§ **EXERCISE GOAL**: List all lines of the data that include the string "COURSE".

§ **DATA PROVIDED**:
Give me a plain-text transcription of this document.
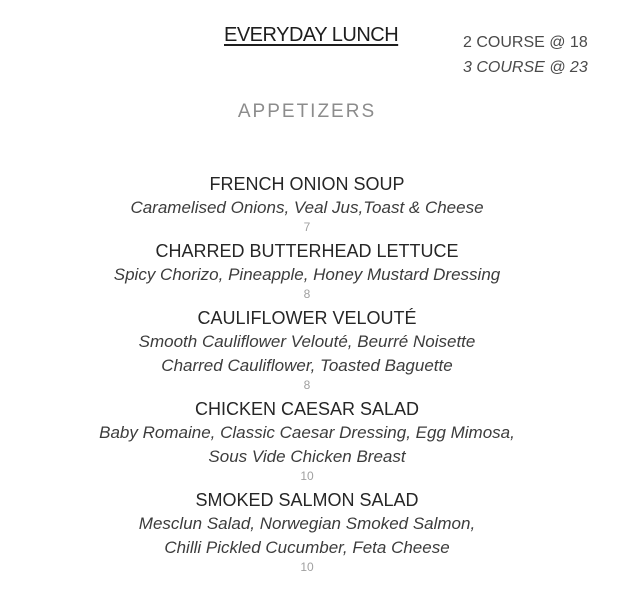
EVERYDAY LUNCH	2 COURSE @ 18
3 COURSE @ 23
APPETIZERS
FRENCH ONION SOUP
Caramelised Onions, Veal Jus,Toast & Cheese
7
CHARRED BUTTERHEAD LETTUCE
Spicy Chorizo, Pineapple, Honey Mustard Dressing
8
CAULIFLOWER VELOUTÉ
Smooth Cauliflower Velouté, Beurré Noisette
Charred Cauliflower, Toasted Baguette
8
CHICKEN CAESAR SALAD
Baby Romaine, Classic Caesar Dressing, Egg Mimosa,
Sous Vide Chicken Breast
10
SMOKED SALMON SALAD
Mesclun Salad, Norwegian Smoked Salmon,
Chilli Pickled Cucumber, Feta Cheese
10
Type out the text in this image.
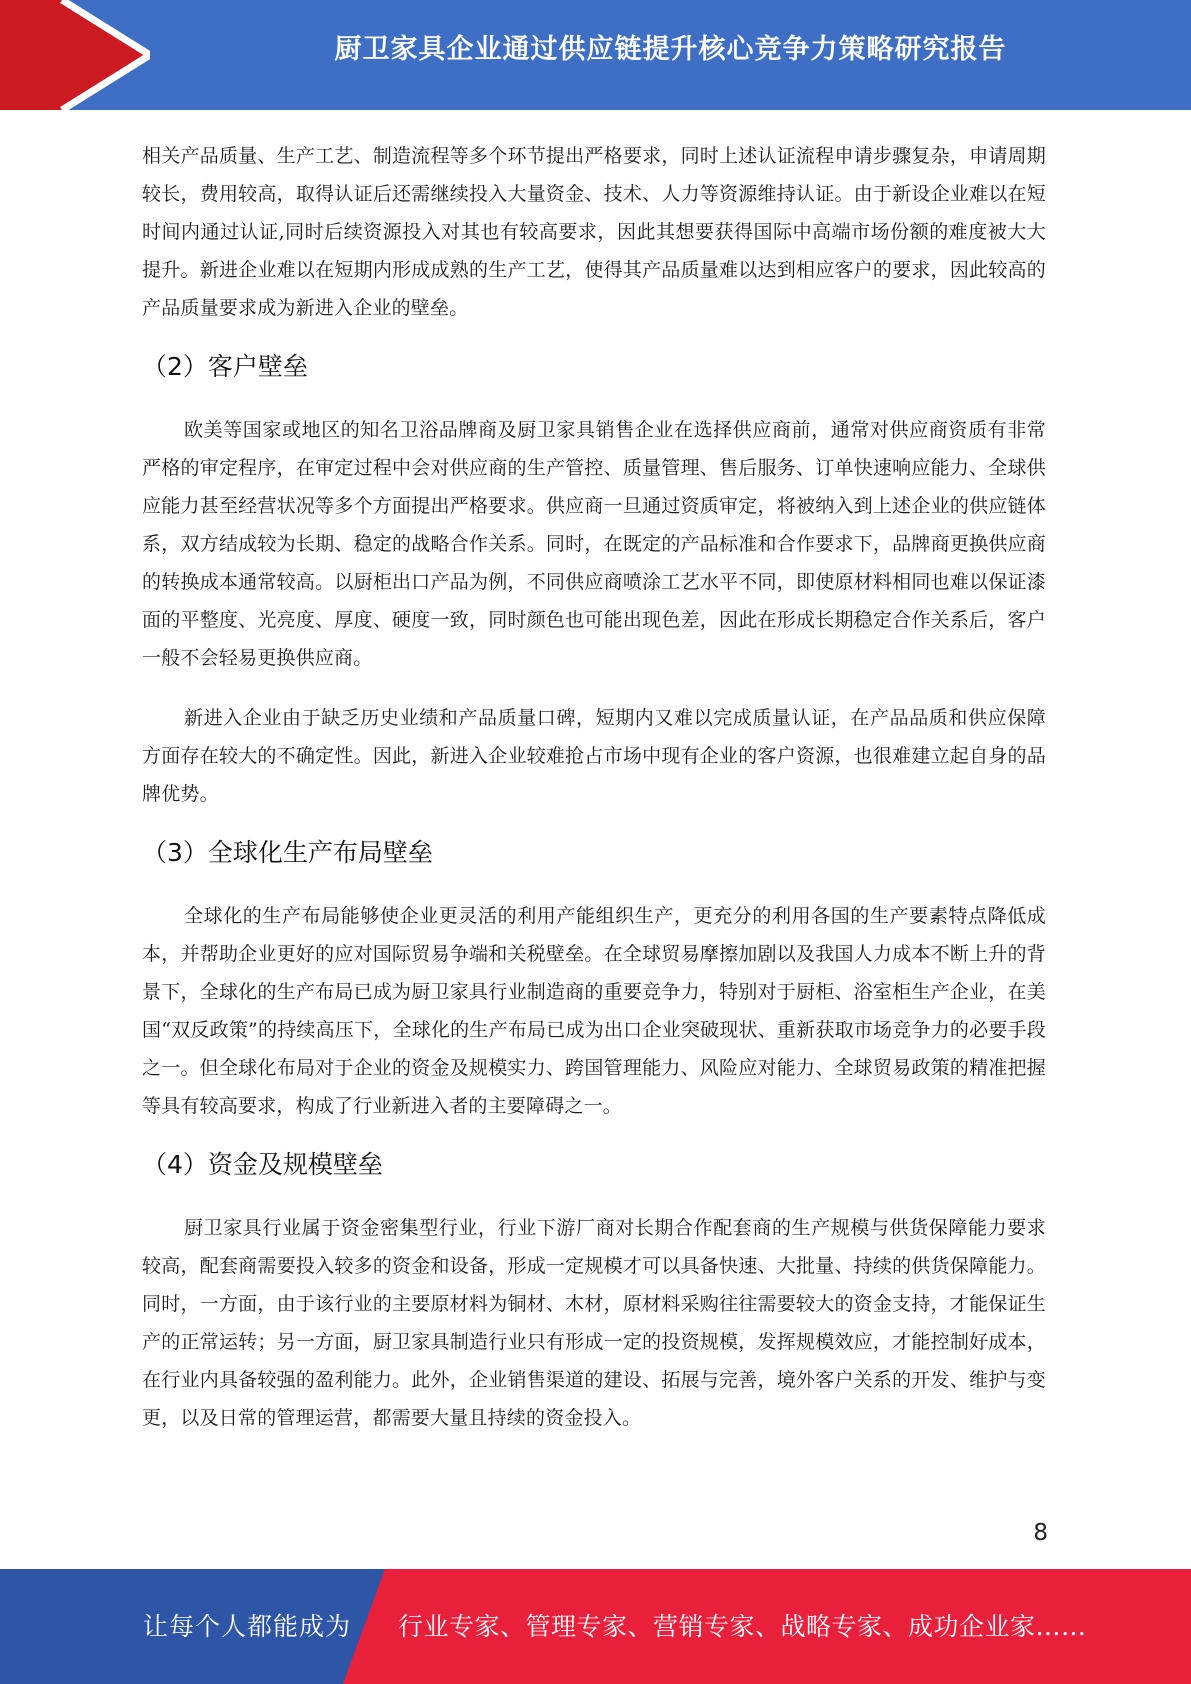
厨卫家具企业通过供应链提升核心竞争力策略研究报告

相关产品质量、生产工艺、制造流程等多个环节提出严格要求，同时上述认证流程申请步骤复杂，申请周期较长，费用较高，取得认证后还需继续投入大量资金、技术、人力等资源维持认证。由于新设企业难以在短时间内通过认证,同时后续资源投入对其也有较高要求，因此其想要获得国际中高端市场份额的难度被大大提升。新进企业难以在短期内形成成熟的生产工艺，使得其产品质量难以达到相应客户的要求，因此较高的产品质量要求成为新进入企业的壁垒。

（2）客户壁垒

欧美等国家或地区的知名卫浴品牌商及厨卫家具销售企业在选择供应商前，通常对供应商资质有非常严格的审定程序，在审定过程中会对供应商的生产管控、质量管理、售后服务、订单快速响应能力、全球供应能力甚至经营状况等多个方面提出严格要求。供应商一旦通过资质审定，将被纳入到上述企业的供应链体系，双方结成较为长期、稳定的战略合作关系。同时，在既定的产品标准和合作要求下，品牌商更换供应商的转换成本通常较高。以厨柜出口产品为例，不同供应商喷涂工艺水平不同，即使原材料相同也难以保证漆面的平整度、光亮度、厚度、硬度一致，同时颜色也可能出现色差，因此在形成长期稳定合作关系后，客户一般不会轻易更换供应商。

新进入企业由于缺乏历史业绩和产品质量口碑，短期内又难以完成质量认证，在产品品质和供应保障方面存在较大的不确定性。因此，新进入企业较难抢占市场中现有企业的客户资源，也很难建立起自身的品牌优势。

（3）全球化生产布局壁垒

全球化的生产布局能够使企业更灵活的利用产能组织生产，更充分的利用各国的生产要素特点降低成本，并帮助企业更好的应对国际贸易争端和关税壁垒。在全球贸易摩擦加剧以及我国人力成本不断上升的背景下，全球化的生产布局已成为厨卫家具行业制造商的重要竞争力，特别对于厨柜、浴室柜生产企业，在美国“双反政策”的持续高压下，全球化的生产布局已成为出口企业突破现状、重新获取市场竞争力的必要手段之一。但全球化布局对于企业的资金及规模实力、跨国管理能力、风险应对能力、全球贸易政策的精准把握等具有较高要求，构成了行业新进入者的主要障碍之一。

（4）资金及规模壁垒

厨卫家具行业属于资金密集型行业，行业下游厂商对长期合作配套商的生产规模与供货保障能力要求较高，配套商需要投入较多的资金和设备，形成一定规模才可以具备快速、大批量、持续的供货保障能力。同时，一方面，由于该行业的主要原材料为铜材、木材，原材料采购往往需要较大的资金支持，才能保证生产的正常运转；另一方面，厨卫家具制造行业只有形成一定的投资规模，发挥规模效应，才能控制好成本，在行业内具备较强的盈利能力。此外，企业销售渠道的建设、拓展与完善，境外客户关系的开发、维护与变更，以及日常的管理运营，都需要大量且持续的资金投入。

8
让每个人都能成为 行业专家、管理专家、营销专家、战略专家、成功企业家……
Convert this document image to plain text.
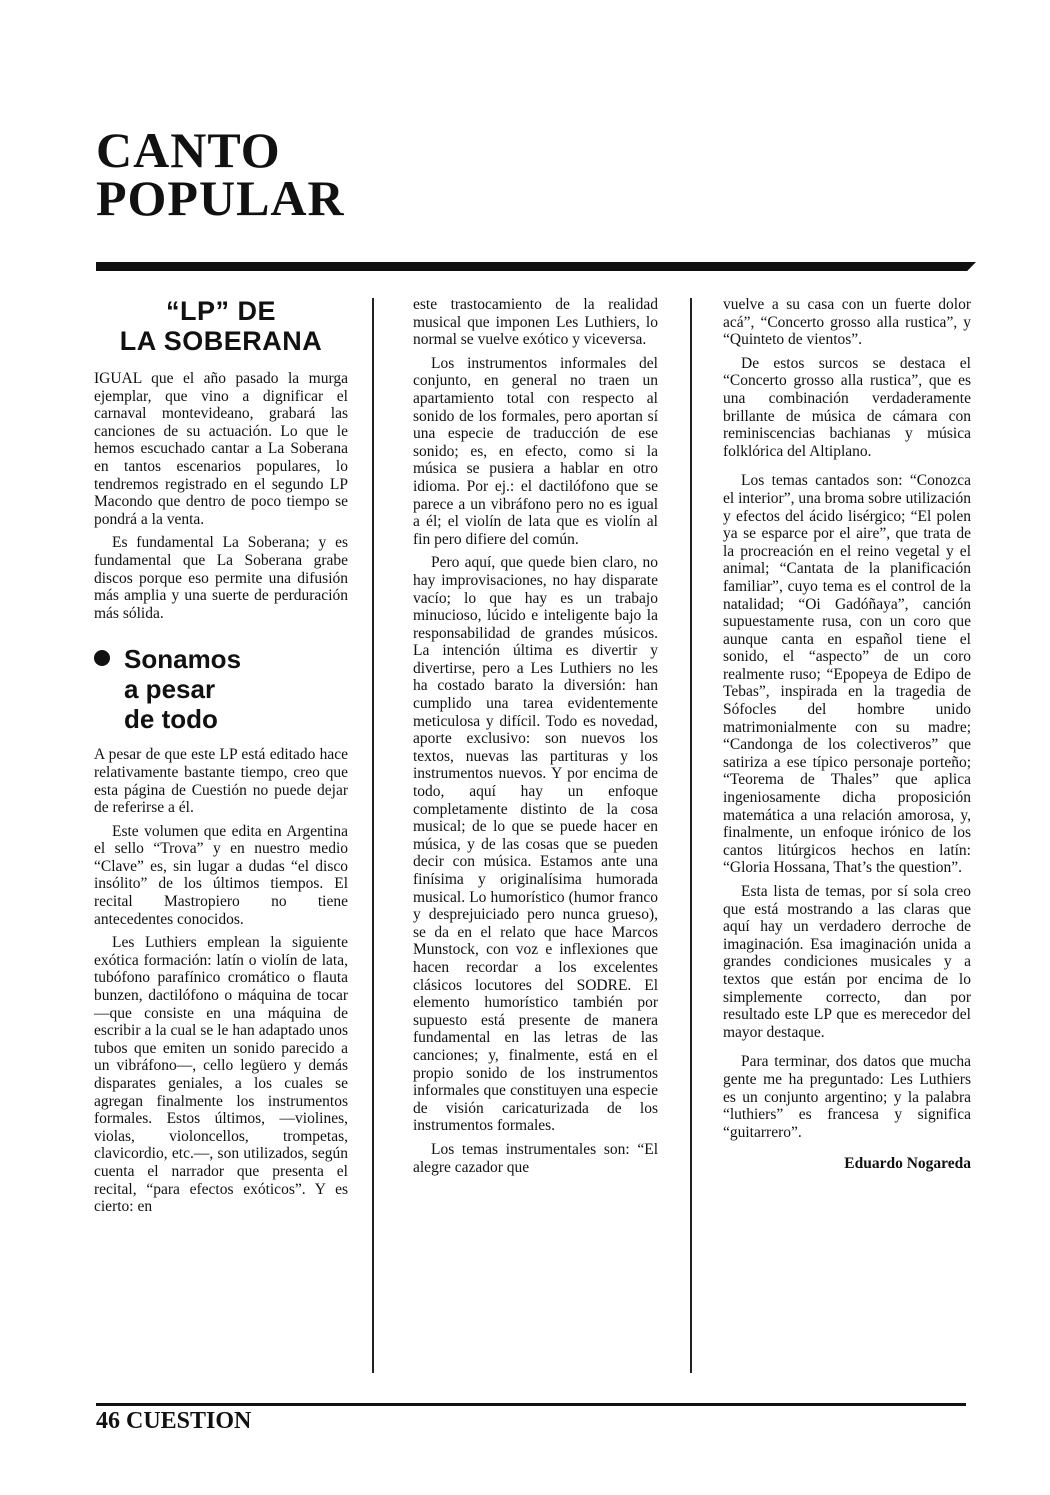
CANTO
POPULAR
“LP” DE
LA SOBERANA

IGUAL que el año pasado la murga ejemplar, que vino a dignificar el carnaval montevideano, grabará las canciones de su actuación. Lo que le hemos escuchado cantar a La Soberana en tantos escenarios populares, lo tendremos registrado en el segundo LP Macondo que dentro de poco tiempo se pondrá a la venta.

Es fundamental La Soberana; y es fundamental que La Soberana grabe discos porque eso permite una difusión más amplia y una suerte de perduración más sólida.

Sonamos
a pesar
de todo

A pesar de que este LP está editado hace relativamente bastante tiempo, creo que esta página de Cuestión no puede dejar de referirse a él.

Este volumen que edita en Argentina el sello “Trova” y en nuestro medio “Clave” es, sin lugar a dudas “el disco insólito” de los últimos tiempos. El recital Mastropiero no tiene antecedentes conocidos.

Les Luthiers emplean la siguiente exótica formación: latín o violín de lata, tubófono parafínico cromático o flauta bunzen, dactilófono o máquina de tocar —que consiste en una máquina de escribir a la cual se le han adaptado unos tubos que emiten un sonido parecido a un vibráfono—, cello legüero y demás disparates geniales, a los cuales se agregan finalmente los instrumentos formales. Estos últimos, —violines, violas, violoncellos, trompetas, clavicordio, etc.—, son utilizados, según cuenta el narrador que presenta el recital, “para efectos exóticos”. Y es cierto: en

este trastocamiento de la realidad musical que imponen Les Luthiers, lo normal se vuelve exótico y viceversa.

Los instrumentos informales del conjunto, en general no traen un apartamiento total con respecto al sonido de los formales, pero aportan sí una especie de traducción de ese sonido; es, en efecto, como si la música se pusiera a hablar en otro idioma. Por ej.: el dactilófono que se parece a un vibráfono pero no es igual a él; el violín de lata que es violín al fin pero difiere del común.

Pero aquí, que quede bien claro, no hay improvisaciones, no hay disparate vacío; lo que hay es un trabajo minucioso, lúcido e inteligente bajo la responsabilidad de grandes músicos. La intención última es divertir y divertirse, pero a Les Luthiers no les ha costado barato la diversión: han cumplido una tarea evidentemente meticulosa y difícil. Todo es novedad, aporte exclusivo: son nuevos los textos, nuevas las partituras y los instrumentos nuevos. Y por encima de todo, aquí hay un enfoque completamente distinto de la cosa musical; de lo que se puede hacer en música, y de las cosas que se pueden decir con música. Estamos ante una finísima y originalísima humorada musical. Lo humorístico (humor franco y desprejuiciado pero nunca grueso), se da en el relato que hace Marcos Munstock, con voz e inflexiones que hacen recordar a los excelentes clásicos locutores del SODRE. El elemento humorístico también por supuesto está presente de manera fundamental en las letras de las canciones; y, finalmente, está en el propio sonido de los instrumentos informales que constituyen una especie de visión caricaturizada de los instrumentos formales.

Los temas instrumentales son: “El alegre cazador que

vuelve a su casa con un fuerte dolor acá”, “Concerto grosso alla rustica”, y “Quinteto de vientos”.

De estos surcos se destaca el “Concerto grosso alla rustica”, que es una combinación verdaderamente brillante de música de cámara con reminiscencias bachianas y música folklórica del Altiplano.

Los temas cantados son: “Conozca el interior”, una broma sobre utilización y efectos del ácido lisérgico; “El polen ya se esparce por el aire”, que trata de la procreación en el reino vegetal y el animal; “Cantata de la planificación familiar”, cuyo tema es el control de la natalidad; “Oi Gadóñaya”, canción supuestamente rusa, con un coro que aunque canta en español tiene el sonido, el “aspecto” de un coro realmente ruso; “Epopeya de Edipo de Tebas”, inspirada en la tragedia de Sófocles del hombre unido matrimonialmente con su madre; “Candonga de los colectiveros” que satiriza a ese típico personaje porteño; “Teorema de Thales” que aplica ingeniosamente dicha proposición matemática a una relación amorosa, y, finalmente, un enfoque irónico de los cantos litúrgicos hechos en latín: “Gloria Hossana, That’s the question”.

Esta lista de temas, por sí sola creo que está mostrando a las claras que aquí hay un verdadero derroche de imaginación. Esa imaginación unida a grandes condiciones musicales y a textos que están por encima de lo simplemente correcto, dan por resultado este LP que es merecedor del mayor destaque.

Para terminar, dos datos que mucha gente me ha preguntado: Les Luthiers es un conjunto argentino; y la palabra “luthiers” es francesa y significa “guitarrero”.

Eduardo Nogareda
46 CUESTION
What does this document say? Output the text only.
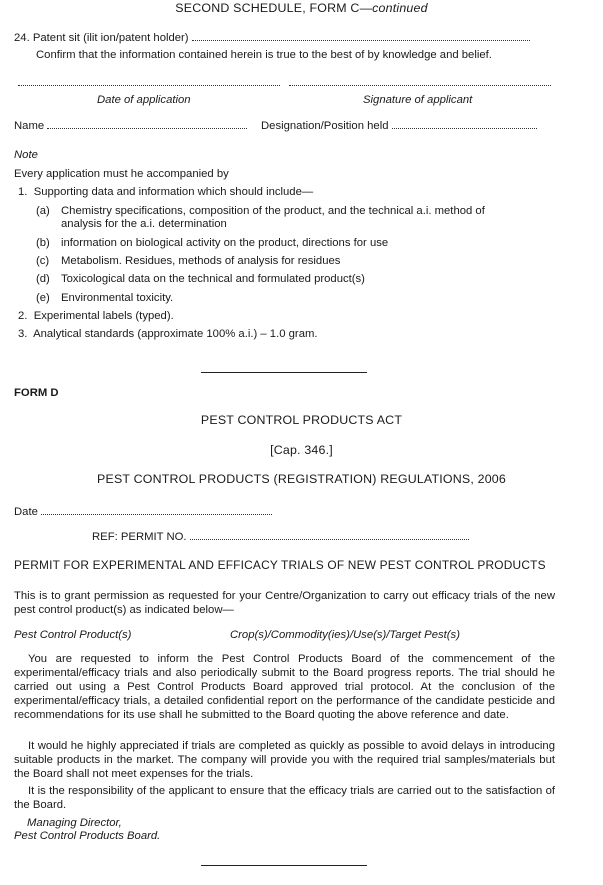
SECOND SCHEDULE, FORM C—continued
24. Patent sit (ilit ion/patent holder)
Confirm that the information contained herein is true to the best of by knowledge and belief.
Date of application	Signature of applicant
Name	Designation/Position held
Note
Every application must he accompanied by
1. Supporting data and information which should include—
(a) Chemistry specifications, composition of the product, and the technical a.i. method of
analysis for the a.i. determination
(b) information on biological activity on the product, directions for use
(c) Metabolism. Residues, methods of analysis for residues
(d) Toxicological data on the technical and formulated product(s)
(e) Environmental toxicity.
2. Experimental labels (typed).
3. Analytical standards (approximate 100% a.i.) – 1.0 gram.
FORM D
PEST CONTROL PRODUCTS ACT
[Cap. 346.]
PEST CONTROL PRODUCTS (REGISTRATION) REGULATIONS, 2006
Date
REF: PERMIT NO.
PERMIT FOR EXPERIMENTAL AND EFFICACY TRIALS OF NEW PEST CONTROL PRODUCTS
This is to grant permission as requested for your Centre/Organization to carry out efficacy trials of the new pest control product(s) as indicated below—
Pest Control Product(s)	Crop(s)/Commodity(ies)/Use(s)/Target Pest(s)
You are requested to inform the Pest Control Products Board of the commencement of the experimental/efficacy trials and also periodically submit to the Board progress reports. The trial should he carried out using a Pest Control Products Board approved trial protocol. At the conclusion of the experimental/efficacy trials, a detailed confidential report on the performance of the candidate pesticide and recommendations for its use shall he submitted to the Board quoting the above reference and date.
It would he highly appreciated if trials are completed as quickly as possible to avoid delays in introducing suitable products in the market. The company will provide you with the required trial samples/materials but the Board shall not meet expenses for the trials.
It is the responsibility of the applicant to ensure that the efficacy trials are carried out to the satisfaction of the Board.
Managing Director,
Pest Control Products Board.
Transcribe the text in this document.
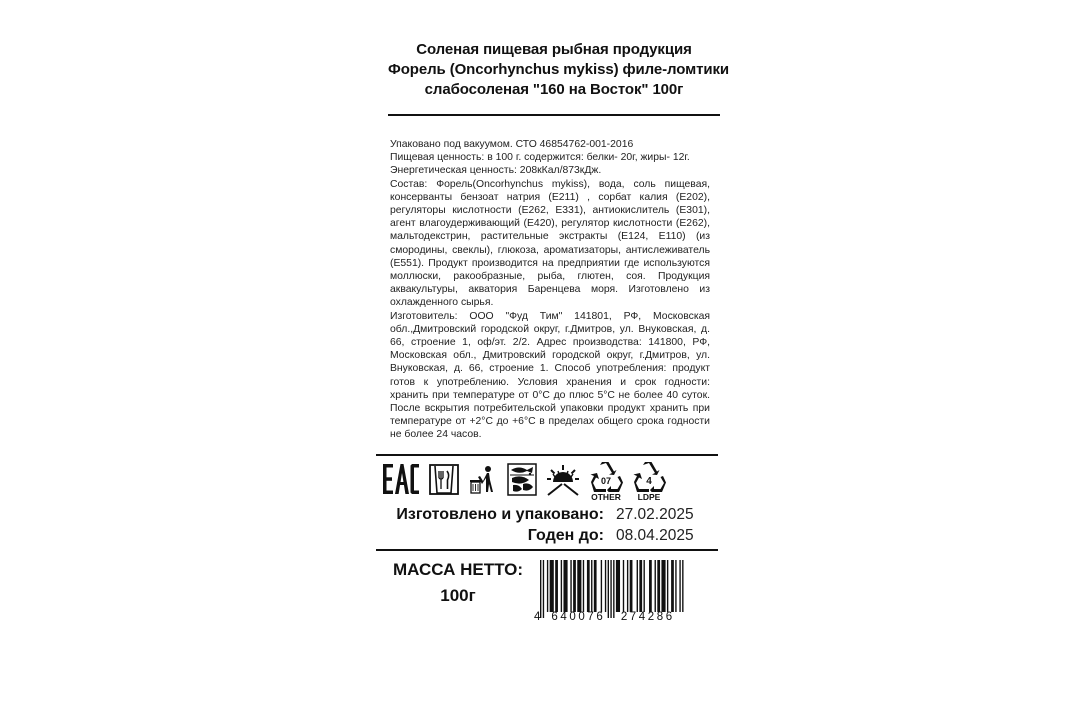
Соленая пищевая рыбная продукция
Форель (Oncorhynchus mykiss) филе-ломтики
слабосоленая "160 на Восток" 100г

Упаковано под вакуумом. СТО 46854762-001-2016

Пищевая ценность: в 100 г. содержится: белки- 20г, жиры- 12г.

Энергетическая ценность: 208кКал/873кДж.

Состав: Форель(Oncorhynchus mykiss), вода, соль пищевая, консерванты бензоат натрия (E211) , сорбат калия (E202), регуляторы кислотности (E262, E331), антиокислитель (E301), агент влагоудерживающий (E420), регулятор кислотности (E262), мальтодекстрин, растительные экстракты (E124, E110) (из смородины, свеклы), глюкоза, ароматизаторы, антислеживатель (E551). Продукт производится на предприятии где используются моллюски, ракообразные, рыба, глютен, соя. Продукция аквакультуры, акватория Баренцева моря. Изготовлено из охлажденного сырья.

Изготовитель: ООО "Фуд Тим" 141801, РФ, Московская обл.,Дмитровский городской округ, г.Дмитров, ул. Внуковская, д. 66, строение 1, оф/эт. 2/2. Адрес производства: 141800, РФ, Московская обл., Дмитровский городской округ, г.Дмитров, ул. Внуковская, д. 66, строение 1. Способ употребления: продукт готов к употреблению. Условия хранения и срок годности: хранить при температуре от 0°С до плюс 5°С не более 40 суток. После вскрытия потребительской упаковки продукт хранить при температуре от +2°С до +6°С в пределах общего срока годности не более 24 часов.

07
OTHER
4
LDPE
Изготовлено и упаковано: 27.02.2025
Годен до: 08.04.2025
МАССА НЕТТО:
100г
4 640076 274286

§ **PROBLEM SOLUTION**:
EVERYDAY LUNCH	2 COURSE @ 18
3 COURSE @ 23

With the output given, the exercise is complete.